• [INSTRUCTIONS FOR THE TASK]:
Pick out the lines in the listing below that contain the word "resolve" and copy them.

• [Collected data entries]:
● ● ● ●

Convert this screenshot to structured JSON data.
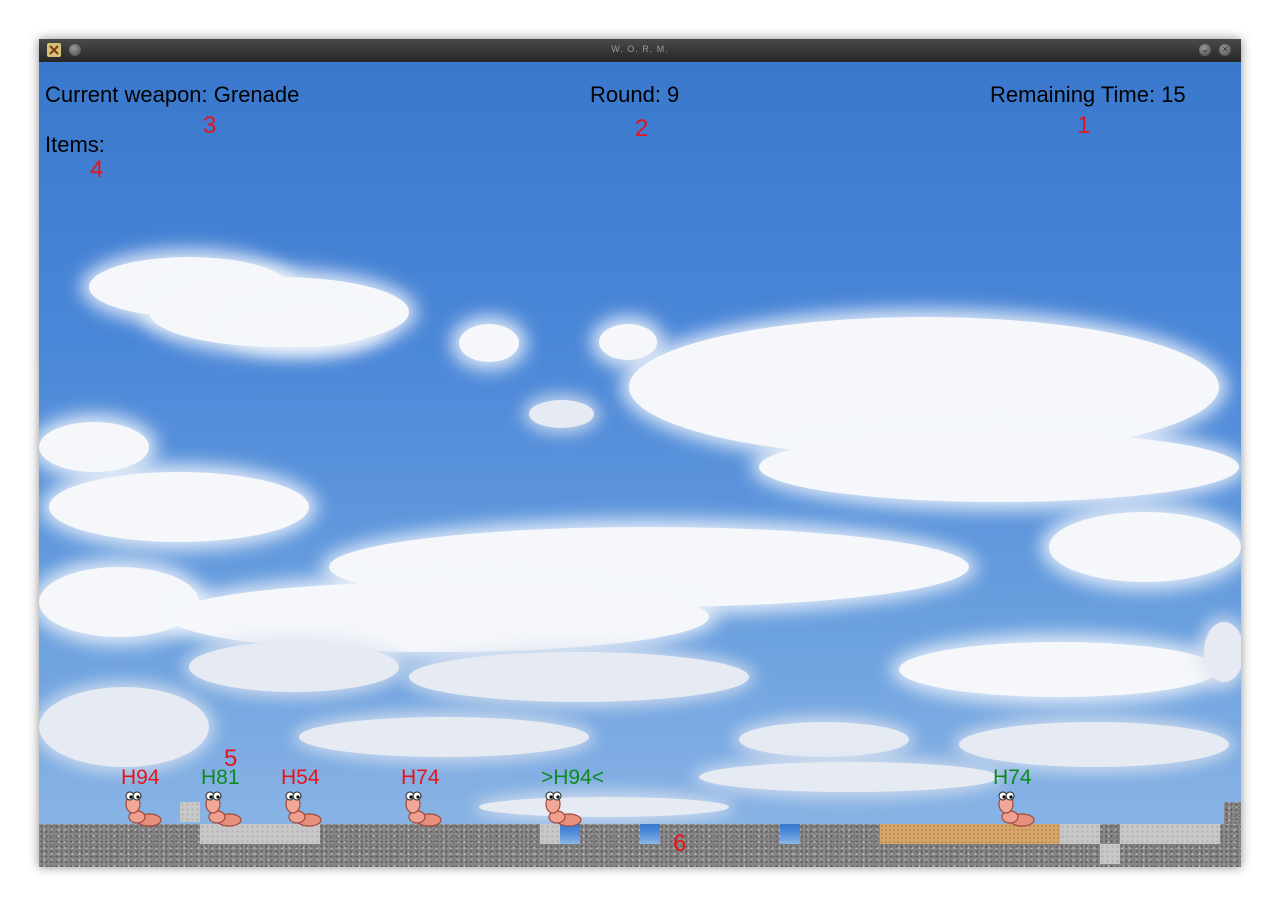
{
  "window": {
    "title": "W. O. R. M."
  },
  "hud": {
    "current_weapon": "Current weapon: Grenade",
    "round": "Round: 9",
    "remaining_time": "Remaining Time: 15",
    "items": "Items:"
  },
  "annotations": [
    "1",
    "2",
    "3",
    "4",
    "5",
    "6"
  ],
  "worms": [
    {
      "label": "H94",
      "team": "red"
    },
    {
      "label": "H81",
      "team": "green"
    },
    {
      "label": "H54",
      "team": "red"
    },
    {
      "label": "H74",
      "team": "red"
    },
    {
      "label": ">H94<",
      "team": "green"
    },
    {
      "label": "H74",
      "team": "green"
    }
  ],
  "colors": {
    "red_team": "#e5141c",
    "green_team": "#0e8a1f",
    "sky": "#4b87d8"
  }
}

● ● ● ●

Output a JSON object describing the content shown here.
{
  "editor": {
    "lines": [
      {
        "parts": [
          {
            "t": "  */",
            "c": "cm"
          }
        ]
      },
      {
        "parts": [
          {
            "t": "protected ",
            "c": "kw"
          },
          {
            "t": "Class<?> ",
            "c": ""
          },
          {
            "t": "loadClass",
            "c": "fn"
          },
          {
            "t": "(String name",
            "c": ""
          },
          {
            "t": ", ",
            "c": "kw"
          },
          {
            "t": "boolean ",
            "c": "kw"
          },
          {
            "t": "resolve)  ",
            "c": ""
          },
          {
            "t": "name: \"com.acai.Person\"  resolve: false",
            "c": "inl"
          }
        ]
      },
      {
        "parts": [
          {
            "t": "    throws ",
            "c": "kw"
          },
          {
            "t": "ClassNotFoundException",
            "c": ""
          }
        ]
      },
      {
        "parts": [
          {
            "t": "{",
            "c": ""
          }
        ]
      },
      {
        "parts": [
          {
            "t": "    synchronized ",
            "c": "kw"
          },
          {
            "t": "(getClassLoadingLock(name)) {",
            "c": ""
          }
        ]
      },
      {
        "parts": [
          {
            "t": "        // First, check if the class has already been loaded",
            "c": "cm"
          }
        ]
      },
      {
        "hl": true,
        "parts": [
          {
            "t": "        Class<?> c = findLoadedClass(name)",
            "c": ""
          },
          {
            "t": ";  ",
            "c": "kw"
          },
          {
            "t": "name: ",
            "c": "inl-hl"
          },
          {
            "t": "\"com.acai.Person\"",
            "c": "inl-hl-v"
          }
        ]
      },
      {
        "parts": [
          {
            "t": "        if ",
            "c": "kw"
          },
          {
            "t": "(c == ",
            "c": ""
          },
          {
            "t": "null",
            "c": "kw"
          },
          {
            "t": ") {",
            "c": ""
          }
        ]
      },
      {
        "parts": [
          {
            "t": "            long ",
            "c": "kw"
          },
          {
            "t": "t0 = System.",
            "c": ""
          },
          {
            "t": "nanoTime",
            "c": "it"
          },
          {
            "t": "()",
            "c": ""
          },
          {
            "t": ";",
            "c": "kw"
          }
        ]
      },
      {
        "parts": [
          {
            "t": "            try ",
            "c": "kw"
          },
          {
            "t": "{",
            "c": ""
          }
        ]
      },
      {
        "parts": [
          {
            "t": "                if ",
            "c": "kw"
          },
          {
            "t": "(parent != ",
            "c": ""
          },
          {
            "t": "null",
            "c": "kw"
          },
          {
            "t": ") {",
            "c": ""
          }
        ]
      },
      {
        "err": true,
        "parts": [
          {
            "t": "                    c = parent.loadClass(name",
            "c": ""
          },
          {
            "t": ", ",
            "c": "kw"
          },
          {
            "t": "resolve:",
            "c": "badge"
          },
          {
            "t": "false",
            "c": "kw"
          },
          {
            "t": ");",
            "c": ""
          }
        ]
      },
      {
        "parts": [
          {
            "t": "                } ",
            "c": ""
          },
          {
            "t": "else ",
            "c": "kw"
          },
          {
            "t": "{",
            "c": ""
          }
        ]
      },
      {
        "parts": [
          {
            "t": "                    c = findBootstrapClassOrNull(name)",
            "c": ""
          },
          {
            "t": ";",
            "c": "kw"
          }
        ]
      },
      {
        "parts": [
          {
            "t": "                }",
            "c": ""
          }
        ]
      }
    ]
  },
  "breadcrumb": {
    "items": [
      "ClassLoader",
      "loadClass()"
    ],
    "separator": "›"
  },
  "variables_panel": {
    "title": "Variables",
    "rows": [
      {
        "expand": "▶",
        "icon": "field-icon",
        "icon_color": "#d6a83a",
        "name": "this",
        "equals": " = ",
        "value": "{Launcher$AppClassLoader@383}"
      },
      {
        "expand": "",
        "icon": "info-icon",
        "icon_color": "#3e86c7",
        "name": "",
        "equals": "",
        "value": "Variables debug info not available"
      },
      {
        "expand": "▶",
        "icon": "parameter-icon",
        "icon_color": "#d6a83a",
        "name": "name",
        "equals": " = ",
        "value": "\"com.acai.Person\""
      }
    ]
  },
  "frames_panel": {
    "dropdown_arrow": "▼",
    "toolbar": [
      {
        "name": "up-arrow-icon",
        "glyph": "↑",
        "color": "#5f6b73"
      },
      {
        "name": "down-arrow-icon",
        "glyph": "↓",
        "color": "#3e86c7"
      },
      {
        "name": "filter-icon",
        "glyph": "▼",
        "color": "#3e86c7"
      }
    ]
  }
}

● ● ● ●

• [OUTPUT FOR THIS TASK]:
            "t": "resolve)  ",
            "t": "name: \"com.acai.Person\"  resolve: false",
            "t": "resolve:",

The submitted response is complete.